:: INSTRUCTIONS TO FOLLOW ::
Can the data below be set down again exactly, line for line?

:: EXTRACTED RECORDS ::
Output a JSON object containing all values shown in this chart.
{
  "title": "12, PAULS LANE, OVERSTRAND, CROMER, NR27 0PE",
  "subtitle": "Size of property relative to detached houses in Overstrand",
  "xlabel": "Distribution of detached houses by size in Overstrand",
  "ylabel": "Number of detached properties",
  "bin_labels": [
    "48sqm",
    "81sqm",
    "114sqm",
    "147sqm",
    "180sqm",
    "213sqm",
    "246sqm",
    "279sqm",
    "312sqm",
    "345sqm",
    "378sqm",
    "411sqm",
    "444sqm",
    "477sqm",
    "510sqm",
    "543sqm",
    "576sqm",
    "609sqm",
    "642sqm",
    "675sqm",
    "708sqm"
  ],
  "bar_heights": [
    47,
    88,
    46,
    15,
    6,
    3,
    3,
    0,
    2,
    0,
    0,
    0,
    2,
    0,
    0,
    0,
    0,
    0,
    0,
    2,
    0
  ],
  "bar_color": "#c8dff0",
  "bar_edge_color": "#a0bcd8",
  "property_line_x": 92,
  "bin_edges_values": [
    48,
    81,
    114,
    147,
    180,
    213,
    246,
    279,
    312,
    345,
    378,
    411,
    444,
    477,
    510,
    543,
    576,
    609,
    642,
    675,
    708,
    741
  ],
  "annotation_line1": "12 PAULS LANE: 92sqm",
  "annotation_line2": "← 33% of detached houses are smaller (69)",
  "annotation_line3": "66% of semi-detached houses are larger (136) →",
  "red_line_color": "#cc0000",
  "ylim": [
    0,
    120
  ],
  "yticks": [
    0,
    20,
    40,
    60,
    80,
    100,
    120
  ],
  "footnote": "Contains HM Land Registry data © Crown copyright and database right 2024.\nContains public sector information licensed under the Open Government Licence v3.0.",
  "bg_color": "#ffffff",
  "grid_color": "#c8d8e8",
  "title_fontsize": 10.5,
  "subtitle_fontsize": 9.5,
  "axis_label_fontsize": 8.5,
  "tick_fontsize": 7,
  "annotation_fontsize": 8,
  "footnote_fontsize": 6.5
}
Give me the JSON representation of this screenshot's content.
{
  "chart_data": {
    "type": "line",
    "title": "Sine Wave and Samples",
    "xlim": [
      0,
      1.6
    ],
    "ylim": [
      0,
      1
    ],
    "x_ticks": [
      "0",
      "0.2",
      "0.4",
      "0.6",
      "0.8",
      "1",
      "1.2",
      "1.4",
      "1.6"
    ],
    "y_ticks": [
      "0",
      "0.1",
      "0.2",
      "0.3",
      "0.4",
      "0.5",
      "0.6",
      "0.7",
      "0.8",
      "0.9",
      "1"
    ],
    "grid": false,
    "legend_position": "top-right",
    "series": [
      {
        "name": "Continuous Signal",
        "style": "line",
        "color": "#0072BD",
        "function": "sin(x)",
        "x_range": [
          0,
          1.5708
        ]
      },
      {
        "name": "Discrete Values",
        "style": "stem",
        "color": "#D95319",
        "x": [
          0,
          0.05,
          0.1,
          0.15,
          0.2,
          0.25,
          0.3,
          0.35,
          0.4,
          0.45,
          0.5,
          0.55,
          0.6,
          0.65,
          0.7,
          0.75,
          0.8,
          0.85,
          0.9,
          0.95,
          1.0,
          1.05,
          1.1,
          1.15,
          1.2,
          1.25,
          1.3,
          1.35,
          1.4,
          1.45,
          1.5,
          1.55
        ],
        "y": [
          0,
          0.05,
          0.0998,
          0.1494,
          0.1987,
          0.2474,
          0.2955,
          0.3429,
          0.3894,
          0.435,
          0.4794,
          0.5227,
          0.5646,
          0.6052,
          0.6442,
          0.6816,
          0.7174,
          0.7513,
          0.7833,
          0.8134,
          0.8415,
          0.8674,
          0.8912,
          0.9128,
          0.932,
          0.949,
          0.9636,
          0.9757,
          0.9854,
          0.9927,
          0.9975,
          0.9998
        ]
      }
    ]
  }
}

:: TASK RESPONSE ::
Output a JSON object containing all values shown in this chart.
{
  "title": "12, PAULS LANE, OVERSTRAND, CROMER, NR27 0PE",
  "subtitle": "Size of property relative to detached houses in Overstrand",
  "xlabel": "Distribution of detached houses by size in Overstrand",
  "ylabel": "Number of detached properties",
  "bin_labels": [
    "48sqm",
    "81sqm",
    "114sqm",
    "147sqm",
    "180sqm",
    "213sqm",
    "246sqm",
    "279sqm",
    "312sqm",
    "345sqm",
    "378sqm",
    "411sqm",
    "444sqm",
    "477sqm",
    "510sqm",
    "543sqm",
    "576sqm",
    "609sqm",
    "642sqm",
    "675sqm",
    "708sqm"
  ],
  "bar_heights": [
    47,
    88,
    46,
    15,
    6,
    3,
    3,
    0,
    2,
    0,
    0,
    0,
    2,
    0,
    0,
    0,
    0,
    0,
    0,
    2,
    0
  ],
  "bar_color": "#c8dff0",
  "bar_edge_color": "#a0bcd8",
  "property_line_x": 92,
  "bin_edges_values": [
    48,
    81,
    114,
    147,
    180,
    213,
    246,
    279,
    312,
    345,
    378,
    411,
    444,
    477,
    510,
    543,
    576,
    609,
    642,
    675,
    708,
    741
  ],
  "annotation_line1": "12 PAULS LANE: 92sqm",
  "annotation_line2": "← 33% of detached houses are smaller (69)",
  "annotation_line3": "66% of semi-detached houses are larger (136) →",
  "red_line_color": "#cc0000",
  "ylim": [
    0,
    120
  ],
  "yticks": [
    0,
    20,
    40,
    60,
    80,
    100,
    120
  ],
  "footnote": "Contains HM Land Registry data © Crown copyright and database right 2024.\nContains public sector information licensed under the Open Government Licence v3.0.",
  "bg_color": "#ffffff",
  "grid_color": "#c8d8e8",
  "title_fontsize": 10.5,
  "subtitle_fontsize": 9.5,
  "axis_label_fontsize": 8.5,
  "tick_fontsize": 7,
  "annotation_fontsize": 8,
  "footnote_fontsize": 6.5
}
Give me the JSON representation of this screenshot's content.
{
  "chart_data": {
    "type": "line",
    "title": "Sine Wave and Samples",
    "xlim": [
      0,
      1.6
    ],
    "ylim": [
      0,
      1
    ],
    "x_ticks": [
      "0",
      "0.2",
      "0.4",
      "0.6",
      "0.8",
      "1",
      "1.2",
      "1.4",
      "1.6"
    ],
    "y_ticks": [
      "0",
      "0.1",
      "0.2",
      "0.3",
      "0.4",
      "0.5",
      "0.6",
      "0.7",
      "0.8",
      "0.9",
      "1"
    ],
    "grid": false,
    "legend_position": "top-right",
    "series": [
      {
        "name": "Continuous Signal",
        "style": "line",
        "color": "#0072BD",
        "function": "sin(x)",
        "x_range": [
          0,
          1.5708
        ]
      },
      {
        "name": "Discrete Values",
        "style": "stem",
        "color": "#D95319",
        "x": [
          0,
          0.05,
          0.1,
          0.15,
          0.2,
          0.25,
          0.3,
          0.35,
          0.4,
          0.45,
          0.5,
          0.55,
          0.6,
          0.65,
          0.7,
          0.75,
          0.8,
          0.85,
          0.9,
          0.95,
          1.0,
          1.05,
          1.1,
          1.15,
          1.2,
          1.25,
          1.3,
          1.35,
          1.4,
          1.45,
          1.5,
          1.55
        ],
        "y": [
          0,
          0.05,
          0.0998,
          0.1494,
          0.1987,
          0.2474,
          0.2955,
          0.3429,
          0.3894,
          0.435,
          0.4794,
          0.5227,
          0.5646,
          0.6052,
          0.6442,
          0.6816,
          0.7174,
          0.7513,
          0.7833,
          0.8134,
          0.8415,
          0.8674,
          0.8912,
          0.9128,
          0.932,
          0.949,
          0.9636,
          0.9757,
          0.9854,
          0.9927,
          0.9975,
          0.9998
        ]
      }
    ]
  }
}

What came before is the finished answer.